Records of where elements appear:
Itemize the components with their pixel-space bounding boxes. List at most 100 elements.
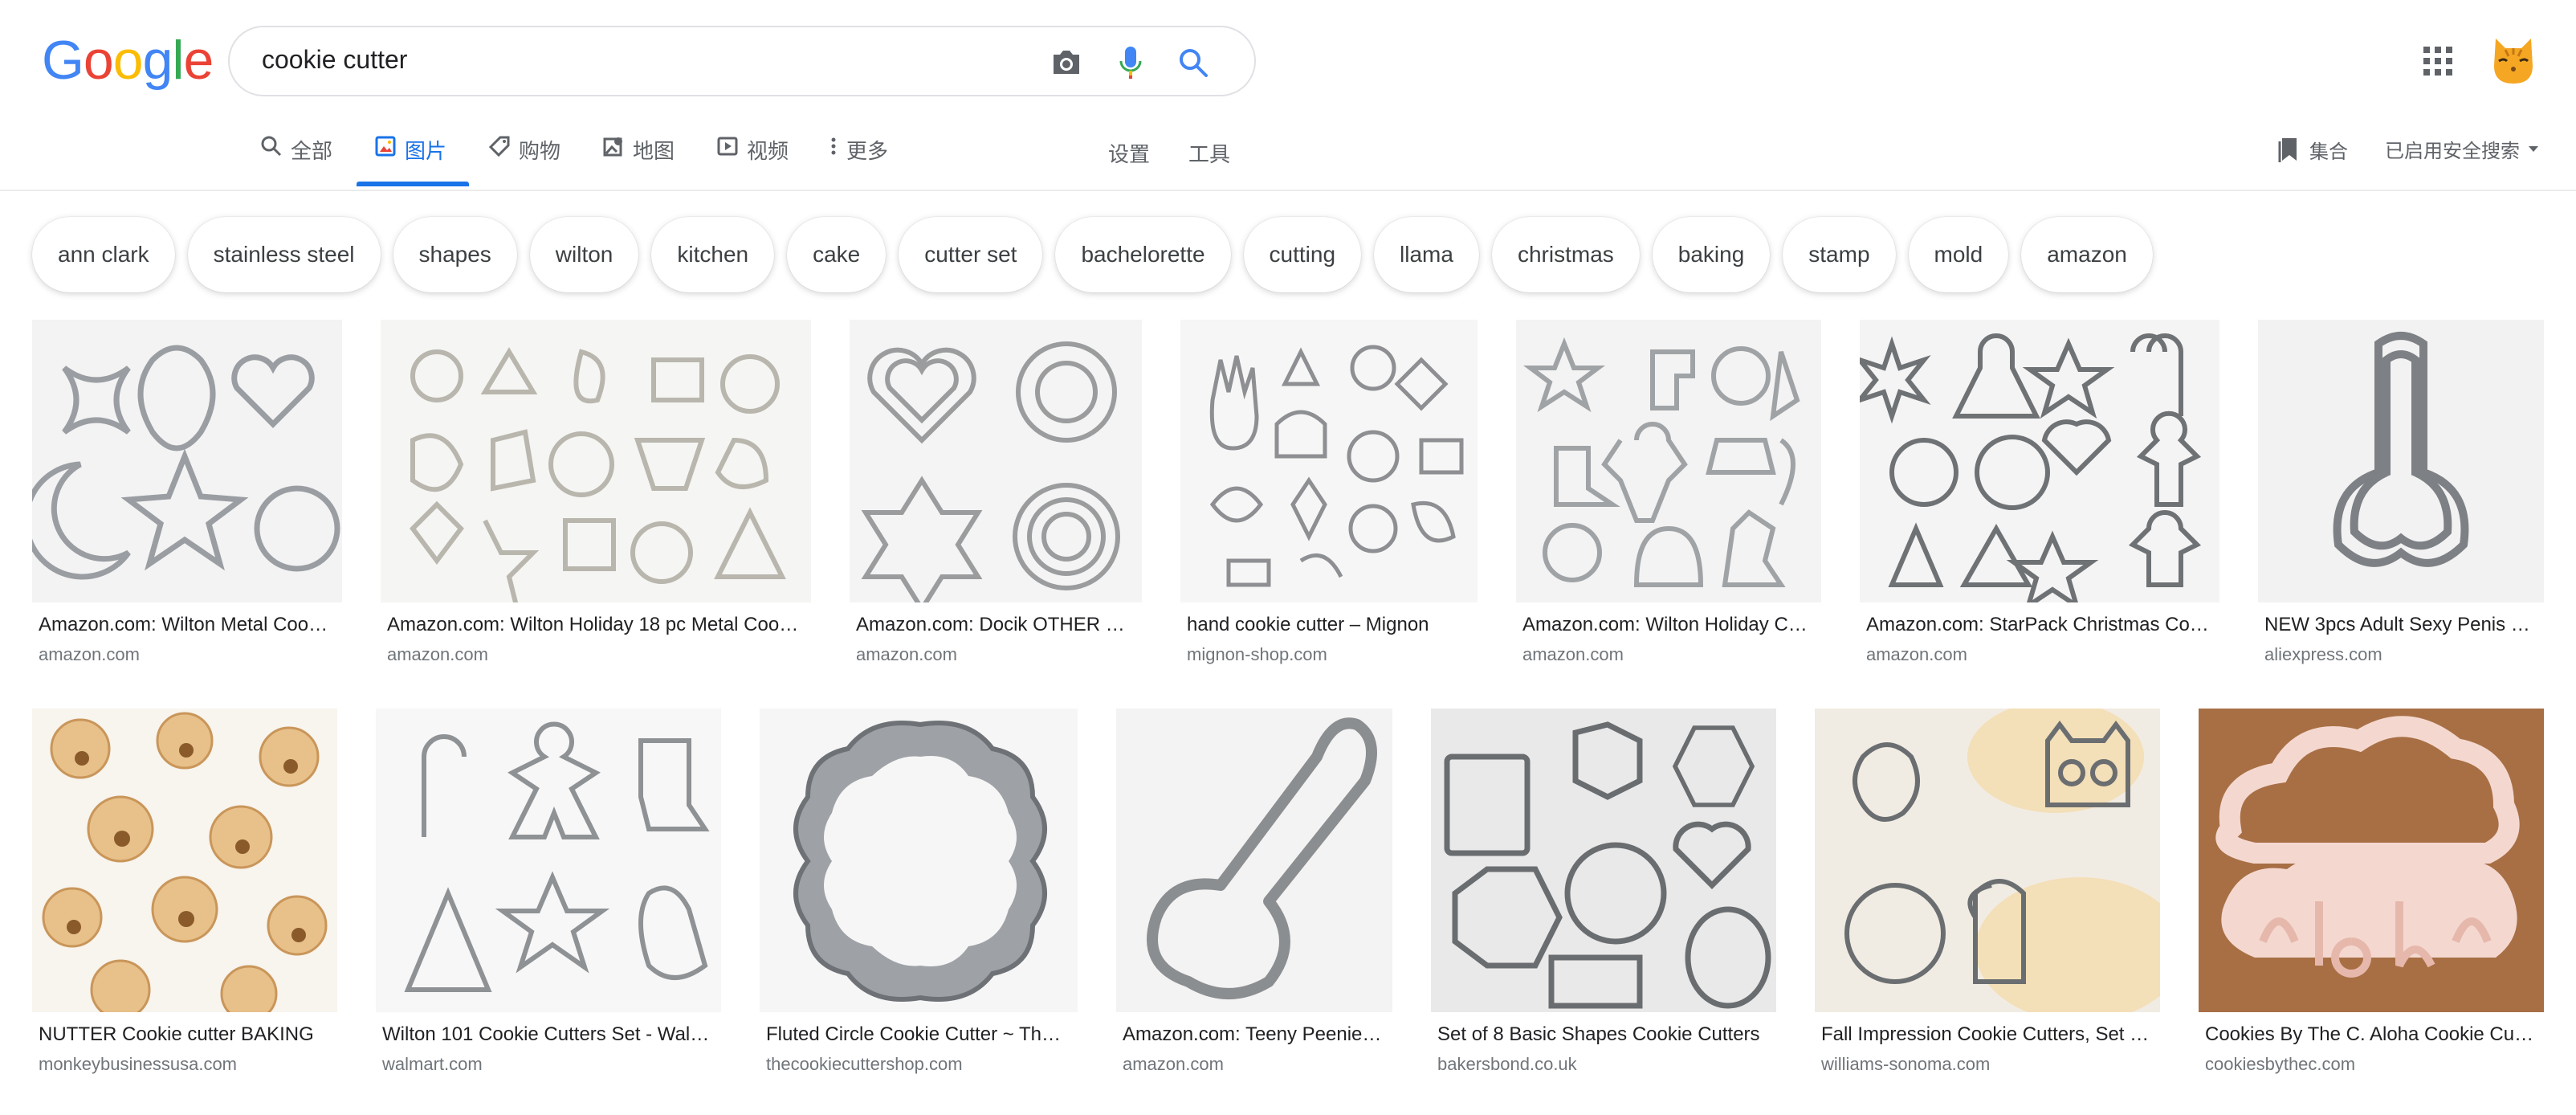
image-result[interactable]: Amazon.com: StarPack Christmas Cookie Cu… (1860, 320, 2219, 673)
bookmark-icon (2278, 138, 2297, 162)
microphone-icon[interactable] (1111, 43, 1150, 82)
tab-videos[interactable]: 视频 (716, 135, 789, 185)
tab-images[interactable]: 图片 (374, 135, 446, 185)
chip-baking[interactable]: baking (1652, 217, 1771, 292)
result-thumbnail[interactable] (376, 709, 721, 1012)
chip-cutting[interactable]: cutting (1243, 217, 1362, 292)
result-title[interactable]: Amazon.com: Wilton Holiday 18 pc Metal C… (387, 614, 805, 636)
image-result[interactable]: Wilton 101 Cookie Cutters Set - Walmart.… (376, 709, 721, 1086)
chip-cake[interactable]: cake (787, 217, 887, 292)
result-source: amazon.com (387, 644, 488, 664)
image-result[interactable]: Amazon.com: Wilton Holiday Cookie Cutter… (1516, 320, 1821, 673)
tab-all[interactable]: 全部 (260, 135, 332, 185)
apps-grid-icon[interactable] (2419, 42, 2457, 80)
image-result[interactable]: hand cookie cutter – Mignon mignon-shop.… (1180, 320, 1478, 673)
chip-ann-clark[interactable]: ann clark (32, 217, 175, 292)
image-result[interactable]: Amazon.com: Teeny Peenie Cookie Cutter a… (1116, 709, 1392, 1086)
chip-llama[interactable]: llama (1374, 217, 1479, 292)
tools-link[interactable]: 工具 (1188, 138, 1230, 168)
result-thumbnail[interactable] (1815, 709, 2160, 1012)
result-thumbnail[interactable] (32, 320, 342, 602)
result-title[interactable]: Fall Impression Cookie Cutters, Set of 3 (1821, 1023, 2154, 1046)
safe-search-label: 已启用安全搜索 (2385, 141, 2520, 162)
tab-label: 视频 (747, 139, 789, 163)
result-source: amazon.com (1522, 644, 1624, 664)
result-title[interactable]: Cookies By The C. Aloha Cookie Cutter (2205, 1023, 2537, 1046)
active-tab-indicator (357, 182, 469, 186)
result-source: mignon-shop.com (1187, 644, 1327, 664)
result-thumbnail[interactable] (2199, 709, 2544, 1012)
tab-label: 购物 (519, 139, 561, 163)
logo-letter: o (83, 30, 114, 91)
result-thumbnail[interactable] (760, 709, 1078, 1012)
chip-wilton[interactable]: wilton (529, 217, 639, 292)
chip-amazon[interactable]: amazon (2021, 217, 2153, 292)
more-vert-icon (831, 137, 836, 155)
result-title[interactable]: Set of 8 Basic Shapes Cookie Cutters (1437, 1023, 1770, 1046)
chip-shapes[interactable]: shapes (393, 217, 517, 292)
tab-maps[interactable]: 地图 (602, 135, 675, 185)
result-thumbnail[interactable] (850, 320, 1142, 602)
image-result[interactable]: NEW 3pcs Adult Sexy Penis Cookie Cutter … (2258, 320, 2544, 673)
search-input[interactable]: cookie cutter (262, 45, 407, 75)
result-source: thecookiecuttershop.com (766, 1054, 963, 1074)
result-title[interactable]: Amazon.com: Docik OTHER Cookie Cutter Se… (856, 614, 1135, 636)
chip-cutter-set[interactable]: cutter set (899, 217, 1043, 292)
result-title[interactable]: NUTTER Cookie cutter BAKING (39, 1023, 331, 1046)
result-thumbnail[interactable] (1116, 709, 1392, 1012)
result-title[interactable]: Amazon.com: Wilton Holiday Cookie Cutter… (1522, 614, 1815, 636)
chip-stainless-steel[interactable]: stainless steel (187, 217, 381, 292)
result-source: amazon.com (1866, 644, 1967, 664)
result-thumbnail[interactable] (381, 320, 811, 602)
image-result[interactable]: Fluted Circle Cookie Cutter ~ The Cookie… (760, 709, 1078, 1086)
image-result[interactable]: NUTTER Cookie cutter BAKING monkeybusine… (32, 709, 337, 1086)
image-result[interactable]: Amazon.com: Wilton Holiday 18 pc Metal C… (381, 320, 811, 673)
logo-letter: e (183, 30, 214, 91)
result-title[interactable]: Amazon.com: Teeny Peenie Cookie Cutter (1123, 1023, 1386, 1046)
tab-label: 图片 (405, 139, 447, 163)
result-thumbnail[interactable] (2258, 320, 2544, 602)
result-source: monkeybusinessusa.com (39, 1054, 238, 1074)
result-source: amazon.com (856, 644, 957, 664)
search-icon[interactable] (1174, 43, 1213, 82)
account-avatar[interactable] (2484, 29, 2542, 87)
map-icon (603, 137, 622, 157)
result-source: bakersbond.co.uk (1437, 1054, 1577, 1074)
tab-shopping[interactable]: 购物 (488, 135, 560, 185)
tab-more[interactable]: 更多 (829, 135, 888, 185)
image-result[interactable]: Amazon.com: Docik OTHER Cookie Cutter Se… (850, 320, 1142, 673)
result-title[interactable]: Wilton 101 Cookie Cutters Set - Walmart.… (382, 1023, 715, 1046)
camera-icon[interactable] (1047, 43, 1086, 82)
image-result[interactable]: Fall Impression Cookie Cutters, Set of 3… (1815, 709, 2160, 1086)
result-title[interactable]: hand cookie cutter – Mignon (1187, 614, 1471, 636)
result-thumbnail[interactable] (1431, 709, 1776, 1012)
result-thumbnail[interactable] (1860, 320, 2219, 602)
image-result[interactable]: Set of 8 Basic Shapes Cookie Cutters bak… (1431, 709, 1776, 1086)
result-title[interactable]: Amazon.com: StarPack Christmas Cookie Cu… (1866, 614, 2213, 636)
result-thumbnail[interactable] (1180, 320, 1478, 602)
logo-letter: G (42, 30, 84, 91)
image-result[interactable]: Cookies By The C. Aloha Cookie Cutter co… (2199, 709, 2544, 1086)
result-title[interactable]: Amazon.com: Wilton Metal Cookie Cutter S… (39, 614, 336, 636)
chip-stamp[interactable]: stamp (1783, 217, 1896, 292)
result-title[interactable]: Fluted Circle Cookie Cutter ~ The Cookie… (766, 1023, 1071, 1046)
search-box[interactable]: cookie cutter (228, 26, 1256, 96)
chip-kitchen[interactable]: kitchen (651, 217, 775, 292)
logo-letter: g (142, 30, 173, 91)
chip-bachelorette[interactable]: bachelorette (1055, 217, 1231, 292)
result-title[interactable]: NEW 3pcs Adult Sexy Penis Cookie Cutter (2264, 614, 2537, 636)
chip-mold[interactable]: mold (1908, 217, 2009, 292)
settings-link[interactable]: 设置 (1108, 138, 1150, 168)
collections-link[interactable]: 集合 (2277, 135, 2348, 164)
tab-label: 地图 (633, 139, 675, 163)
google-logo[interactable]: Google (42, 30, 214, 91)
result-thumbnail[interactable] (32, 709, 337, 1012)
safe-search-dropdown[interactable]: 已启用安全搜索 (2385, 135, 2539, 163)
logo-letter: l (172, 30, 184, 91)
result-thumbnail[interactable] (1516, 320, 1821, 602)
chip-christmas[interactable]: christmas (1491, 217, 1640, 292)
tag-icon (488, 136, 510, 157)
image-icon (375, 136, 396, 157)
search-icon (261, 136, 282, 157)
image-result[interactable]: Amazon.com: Wilton Metal Cookie Cutter S… (32, 320, 342, 673)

Direction:
Reproduce the material above line for line, without any changes, and leave out the pictures.

Completed exercise:
Itemize the components with their pixel-space bounding boxes. List at most 100 elements.
image-result[interactable]: Amazon.com: StarPack Christmas Cookie Cu… (1860, 320, 2219, 673)
bookmark-icon (2278, 138, 2297, 162)
microphone-icon[interactable] (1111, 43, 1150, 82)
tab-videos[interactable]: 视频 (716, 135, 789, 185)
tab-images[interactable]: 图片 (374, 135, 446, 185)
chip-baking[interactable]: baking (1652, 217, 1771, 292)
result-thumbnail[interactable] (376, 709, 721, 1012)
chip-cutting[interactable]: cutting (1243, 217, 1362, 292)
result-title[interactable]: Amazon.com: Wilton Holiday 18 pc Metal C… (387, 614, 805, 636)
image-result[interactable]: Wilton 101 Cookie Cutters Set - Walmart.… (376, 709, 721, 1086)
chip-cake[interactable]: cake (787, 217, 887, 292)
result-source: amazon.com (387, 644, 488, 664)
image-result[interactable]: Amazon.com: Wilton Holiday Cookie Cutter… (1516, 320, 1821, 673)
tab-all[interactable]: 全部 (260, 135, 332, 185)
apps-grid-icon[interactable] (2419, 42, 2457, 80)
image-result[interactable]: hand cookie cutter – Mignon mignon-shop.… (1180, 320, 1478, 673)
chip-ann-clark[interactable]: ann clark (32, 217, 175, 292)
image-result[interactable]: Amazon.com: Teeny Peenie Cookie Cutter a… (1116, 709, 1392, 1086)
chip-llama[interactable]: llama (1374, 217, 1479, 292)
tools-link[interactable]: 工具 (1188, 138, 1230, 168)
result-thumbnail[interactable] (1815, 709, 2160, 1012)
result-thumbnail[interactable] (32, 320, 342, 602)
result-title[interactable]: Fall Impression Cookie Cutters, Set of 3 (1821, 1023, 2154, 1046)
safe-search-label: 已启用安全搜索 (2385, 141, 2520, 162)
tab-label: 视频 (747, 139, 789, 163)
result-source: amazon.com (1522, 644, 1624, 664)
result-title[interactable]: Cookies By The C. Aloha Cookie Cutter (2205, 1023, 2537, 1046)
active-tab-indicator (357, 182, 469, 186)
result-source: mignon-shop.com (1187, 644, 1327, 664)
result-thumbnail[interactable] (2199, 709, 2544, 1012)
tab-label: 购物 (519, 139, 561, 163)
logo-letter: o (83, 30, 114, 91)
result-thumbnail[interactable] (760, 709, 1078, 1012)
chip-wilton[interactable]: wilton (529, 217, 639, 292)
chip-amazon[interactable]: amazon (2021, 217, 2153, 292)
more-vert-icon (831, 137, 836, 155)
result-title[interactable]: Set of 8 Basic Shapes Cookie Cutters (1437, 1023, 1770, 1046)
chip-shapes[interactable]: shapes (393, 217, 517, 292)
tab-maps[interactable]: 地图 (602, 135, 675, 185)
result-thumbnail[interactable] (850, 320, 1142, 602)
image-result[interactable]: NEW 3pcs Adult Sexy Penis Cookie Cutter … (2258, 320, 2544, 673)
search-input[interactable]: cookie cutter (262, 45, 407, 75)
result-source: thecookiecuttershop.com (766, 1054, 963, 1074)
result-title[interactable]: Amazon.com: Docik OTHER Cookie Cutter Se… (856, 614, 1135, 636)
chip-cutter-set[interactable]: cutter set (899, 217, 1043, 292)
result-title[interactable]: NUTTER Cookie cutter BAKING (39, 1023, 331, 1046)
result-thumbnail[interactable] (1116, 709, 1392, 1012)
result-title[interactable]: Amazon.com: Wilton Holiday Cookie Cutter… (1522, 614, 1815, 636)
chip-stainless-steel[interactable]: stainless steel (187, 217, 381, 292)
result-source: amazon.com (1866, 644, 1967, 664)
result-thumbnail[interactable] (381, 320, 811, 602)
image-result[interactable]: Fluted Circle Cookie Cutter ~ The Cookie… (760, 709, 1078, 1086)
image-result[interactable]: NUTTER Cookie cutter BAKING monkeybusine… (32, 709, 337, 1086)
image-result[interactable]: Amazon.com: Wilton Holiday 18 pc Metal C… (381, 320, 811, 673)
logo-letter: e (183, 30, 214, 91)
result-title[interactable]: Amazon.com: Teeny Peenie Cookie Cutter (1123, 1023, 1386, 1046)
tab-label: 图片 (405, 139, 447, 163)
result-thumbnail[interactable] (2258, 320, 2544, 602)
result-source: monkeybusinessusa.com (39, 1054, 238, 1074)
result-source: amazon.com (856, 644, 957, 664)
search-icon[interactable] (1174, 43, 1213, 82)
account-avatar[interactable] (2484, 29, 2542, 87)
map-icon (603, 137, 622, 157)
result-source: bakersbond.co.uk (1437, 1054, 1577, 1074)
tab-shopping[interactable]: 购物 (488, 135, 560, 185)
tab-more[interactable]: 更多 (829, 135, 888, 185)
image-result[interactable]: Amazon.com: Docik OTHER Cookie Cutter Se… (850, 320, 1142, 673)
result-title[interactable]: Wilton 101 Cookie Cutters Set - Walmart.… (382, 1023, 715, 1046)
camera-icon[interactable] (1047, 43, 1086, 82)
image-result[interactable]: Fall Impression Cookie Cutters, Set of 3… (1815, 709, 2160, 1086)
result-title[interactable]: hand cookie cutter – Mignon (1187, 614, 1471, 636)
result-thumbnail[interactable] (1431, 709, 1776, 1012)
result-thumbnail[interactable] (1860, 320, 2219, 602)
image-result[interactable]: Set of 8 Basic Shapes Cookie Cutters bak… (1431, 709, 1776, 1086)
result-title[interactable]: Amazon.com: StarPack Christmas Cookie Cu… (1866, 614, 2213, 636)
result-thumbnail[interactable] (1180, 320, 1478, 602)
logo-letter: G (42, 30, 84, 91)
image-result[interactable]: Cookies By The C. Aloha Cookie Cutter co… (2199, 709, 2544, 1086)
result-title[interactable]: Amazon.com: Wilton Metal Cookie Cutter S… (39, 614, 336, 636)
chip-stamp[interactable]: stamp (1783, 217, 1896, 292)
result-title[interactable]: Fluted Circle Cookie Cutter ~ The Cookie… (766, 1023, 1071, 1046)
search-box[interactable]: cookie cutter (228, 26, 1256, 96)
chip-kitchen[interactable]: kitchen (651, 217, 775, 292)
logo-letter: g (142, 30, 173, 91)
chip-bachelorette[interactable]: bachelorette (1055, 217, 1231, 292)
result-title[interactable]: NEW 3pcs Adult Sexy Penis Cookie Cutter (2264, 614, 2537, 636)
chip-mold[interactable]: mold (1908, 217, 2009, 292)
settings-link[interactable]: 设置 (1108, 138, 1150, 168)
collections-link[interactable]: 集合 (2277, 135, 2348, 164)
tab-label: 地图 (633, 139, 675, 163)
google-logo[interactable]: Google (42, 30, 214, 91)
result-thumbnail[interactable] (32, 709, 337, 1012)
safe-search-dropdown[interactable]: 已启用安全搜索 (2385, 135, 2539, 163)
logo-letter: l (172, 30, 184, 91)
result-thumbnail[interactable] (1516, 320, 1821, 602)
chip-christmas[interactable]: christmas (1491, 217, 1640, 292)
tag-icon (488, 136, 510, 157)
image-icon (375, 136, 396, 157)
search-icon (261, 136, 282, 157)
image-result[interactable]: Amazon.com: Wilton Metal Cookie Cutter S… (32, 320, 342, 673)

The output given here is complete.